Return a copy of every line in the records that includes the word "image".

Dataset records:
##########

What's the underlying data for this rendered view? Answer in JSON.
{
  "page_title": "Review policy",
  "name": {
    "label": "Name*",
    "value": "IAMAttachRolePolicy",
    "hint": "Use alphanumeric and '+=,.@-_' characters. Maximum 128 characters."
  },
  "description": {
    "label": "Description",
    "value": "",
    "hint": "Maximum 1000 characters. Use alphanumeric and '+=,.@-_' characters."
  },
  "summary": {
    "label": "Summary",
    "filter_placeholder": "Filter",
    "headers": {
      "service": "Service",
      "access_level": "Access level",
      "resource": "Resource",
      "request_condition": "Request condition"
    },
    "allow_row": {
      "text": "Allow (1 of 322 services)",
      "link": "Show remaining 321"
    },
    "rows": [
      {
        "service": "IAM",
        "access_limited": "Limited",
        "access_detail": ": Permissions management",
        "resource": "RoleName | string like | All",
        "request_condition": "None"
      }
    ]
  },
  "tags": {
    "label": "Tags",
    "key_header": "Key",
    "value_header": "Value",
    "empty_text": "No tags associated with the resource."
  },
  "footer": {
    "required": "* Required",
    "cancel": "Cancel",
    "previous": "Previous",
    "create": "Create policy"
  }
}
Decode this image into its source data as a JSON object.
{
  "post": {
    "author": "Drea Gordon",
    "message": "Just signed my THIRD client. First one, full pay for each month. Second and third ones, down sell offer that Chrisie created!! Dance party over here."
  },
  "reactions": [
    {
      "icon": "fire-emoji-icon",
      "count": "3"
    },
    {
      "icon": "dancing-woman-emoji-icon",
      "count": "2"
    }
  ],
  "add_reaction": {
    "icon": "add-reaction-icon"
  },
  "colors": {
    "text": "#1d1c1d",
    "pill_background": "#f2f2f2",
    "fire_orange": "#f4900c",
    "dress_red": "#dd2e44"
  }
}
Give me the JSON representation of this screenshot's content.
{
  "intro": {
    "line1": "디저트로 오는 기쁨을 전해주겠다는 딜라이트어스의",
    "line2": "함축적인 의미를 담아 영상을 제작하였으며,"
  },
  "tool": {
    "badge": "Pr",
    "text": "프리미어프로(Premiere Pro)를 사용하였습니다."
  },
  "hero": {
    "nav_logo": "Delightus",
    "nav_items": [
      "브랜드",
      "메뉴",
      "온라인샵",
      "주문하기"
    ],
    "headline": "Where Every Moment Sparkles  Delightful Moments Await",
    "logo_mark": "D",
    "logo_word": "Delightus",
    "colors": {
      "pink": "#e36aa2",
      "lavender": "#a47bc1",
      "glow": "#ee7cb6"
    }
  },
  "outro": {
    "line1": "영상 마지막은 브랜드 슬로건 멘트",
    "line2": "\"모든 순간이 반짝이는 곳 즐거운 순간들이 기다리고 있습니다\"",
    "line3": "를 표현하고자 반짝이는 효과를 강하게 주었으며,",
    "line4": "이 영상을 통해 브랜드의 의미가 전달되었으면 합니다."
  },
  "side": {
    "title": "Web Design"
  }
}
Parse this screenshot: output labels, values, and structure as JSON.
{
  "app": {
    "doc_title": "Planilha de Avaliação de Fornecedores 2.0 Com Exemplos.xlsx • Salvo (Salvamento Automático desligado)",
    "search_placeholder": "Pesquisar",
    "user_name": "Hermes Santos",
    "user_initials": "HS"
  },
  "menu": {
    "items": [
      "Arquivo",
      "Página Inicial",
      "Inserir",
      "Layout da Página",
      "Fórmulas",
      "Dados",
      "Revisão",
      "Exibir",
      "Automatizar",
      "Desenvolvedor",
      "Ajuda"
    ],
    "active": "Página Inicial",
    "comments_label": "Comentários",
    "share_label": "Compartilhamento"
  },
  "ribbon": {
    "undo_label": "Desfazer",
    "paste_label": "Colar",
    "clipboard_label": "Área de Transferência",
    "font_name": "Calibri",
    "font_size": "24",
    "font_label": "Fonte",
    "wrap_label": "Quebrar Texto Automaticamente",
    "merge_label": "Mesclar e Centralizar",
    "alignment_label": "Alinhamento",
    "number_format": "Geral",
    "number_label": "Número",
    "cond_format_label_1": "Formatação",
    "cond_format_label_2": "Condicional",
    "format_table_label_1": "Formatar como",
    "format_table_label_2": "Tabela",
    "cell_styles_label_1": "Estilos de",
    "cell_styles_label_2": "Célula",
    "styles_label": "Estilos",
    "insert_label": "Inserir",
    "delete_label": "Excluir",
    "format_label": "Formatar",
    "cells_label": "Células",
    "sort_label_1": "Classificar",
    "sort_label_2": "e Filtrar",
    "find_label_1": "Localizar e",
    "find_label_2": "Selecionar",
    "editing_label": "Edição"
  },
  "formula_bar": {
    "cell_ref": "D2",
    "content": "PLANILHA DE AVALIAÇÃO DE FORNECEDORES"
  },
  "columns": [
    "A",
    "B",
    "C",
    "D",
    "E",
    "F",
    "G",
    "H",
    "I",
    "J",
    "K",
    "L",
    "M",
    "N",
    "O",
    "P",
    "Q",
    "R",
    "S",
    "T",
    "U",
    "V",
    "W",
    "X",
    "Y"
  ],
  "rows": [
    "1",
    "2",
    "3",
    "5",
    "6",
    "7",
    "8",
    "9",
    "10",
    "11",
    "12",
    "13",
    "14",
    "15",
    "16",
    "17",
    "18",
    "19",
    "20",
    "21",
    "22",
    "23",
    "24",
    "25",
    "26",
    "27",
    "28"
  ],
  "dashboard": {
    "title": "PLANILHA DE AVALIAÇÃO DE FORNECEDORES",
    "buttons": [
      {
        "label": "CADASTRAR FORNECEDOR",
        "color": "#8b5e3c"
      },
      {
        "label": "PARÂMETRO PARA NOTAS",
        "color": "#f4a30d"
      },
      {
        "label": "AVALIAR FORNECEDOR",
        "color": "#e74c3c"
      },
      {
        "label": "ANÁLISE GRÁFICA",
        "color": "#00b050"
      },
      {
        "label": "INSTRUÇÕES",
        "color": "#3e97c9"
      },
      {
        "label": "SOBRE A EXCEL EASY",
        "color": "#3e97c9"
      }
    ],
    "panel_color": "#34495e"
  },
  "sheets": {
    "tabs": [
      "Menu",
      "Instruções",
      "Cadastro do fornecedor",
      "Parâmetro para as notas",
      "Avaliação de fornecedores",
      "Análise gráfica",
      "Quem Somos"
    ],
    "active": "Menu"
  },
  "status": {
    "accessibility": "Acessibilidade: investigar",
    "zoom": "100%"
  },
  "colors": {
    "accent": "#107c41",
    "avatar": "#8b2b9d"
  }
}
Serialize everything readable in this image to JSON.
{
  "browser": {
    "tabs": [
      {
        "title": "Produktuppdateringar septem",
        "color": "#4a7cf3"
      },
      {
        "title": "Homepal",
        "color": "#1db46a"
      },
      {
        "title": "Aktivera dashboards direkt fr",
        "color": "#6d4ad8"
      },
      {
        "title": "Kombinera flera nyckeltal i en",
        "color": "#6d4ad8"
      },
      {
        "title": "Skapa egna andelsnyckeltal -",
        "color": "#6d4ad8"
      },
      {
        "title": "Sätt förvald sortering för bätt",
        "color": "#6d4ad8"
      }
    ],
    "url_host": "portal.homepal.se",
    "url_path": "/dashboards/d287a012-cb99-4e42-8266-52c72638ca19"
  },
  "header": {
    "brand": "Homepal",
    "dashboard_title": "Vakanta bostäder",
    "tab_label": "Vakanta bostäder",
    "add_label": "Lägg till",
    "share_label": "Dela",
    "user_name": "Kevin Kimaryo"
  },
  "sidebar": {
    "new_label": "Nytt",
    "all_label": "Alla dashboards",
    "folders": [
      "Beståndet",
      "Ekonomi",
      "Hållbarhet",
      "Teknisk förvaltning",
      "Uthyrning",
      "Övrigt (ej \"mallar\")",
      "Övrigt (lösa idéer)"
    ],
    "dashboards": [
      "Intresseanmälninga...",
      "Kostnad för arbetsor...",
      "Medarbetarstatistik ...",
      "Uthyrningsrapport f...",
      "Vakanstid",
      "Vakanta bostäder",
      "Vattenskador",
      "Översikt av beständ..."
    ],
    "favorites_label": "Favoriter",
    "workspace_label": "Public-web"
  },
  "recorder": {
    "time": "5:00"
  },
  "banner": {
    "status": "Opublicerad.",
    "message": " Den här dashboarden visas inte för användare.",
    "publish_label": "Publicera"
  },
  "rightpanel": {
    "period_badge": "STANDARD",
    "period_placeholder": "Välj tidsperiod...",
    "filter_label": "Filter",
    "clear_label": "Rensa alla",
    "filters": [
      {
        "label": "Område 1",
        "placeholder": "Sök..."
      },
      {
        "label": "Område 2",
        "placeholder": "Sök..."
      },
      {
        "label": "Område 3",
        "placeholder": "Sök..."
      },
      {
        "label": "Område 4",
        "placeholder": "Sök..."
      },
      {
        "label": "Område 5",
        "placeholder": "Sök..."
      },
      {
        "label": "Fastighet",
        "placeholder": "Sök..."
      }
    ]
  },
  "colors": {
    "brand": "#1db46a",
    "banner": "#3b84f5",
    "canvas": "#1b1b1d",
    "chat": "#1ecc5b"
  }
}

##########

▸ OUTPUT OF THE TASK
Decode this image into its source data as a JSON object.
Serialize everything readable in this image to JSON.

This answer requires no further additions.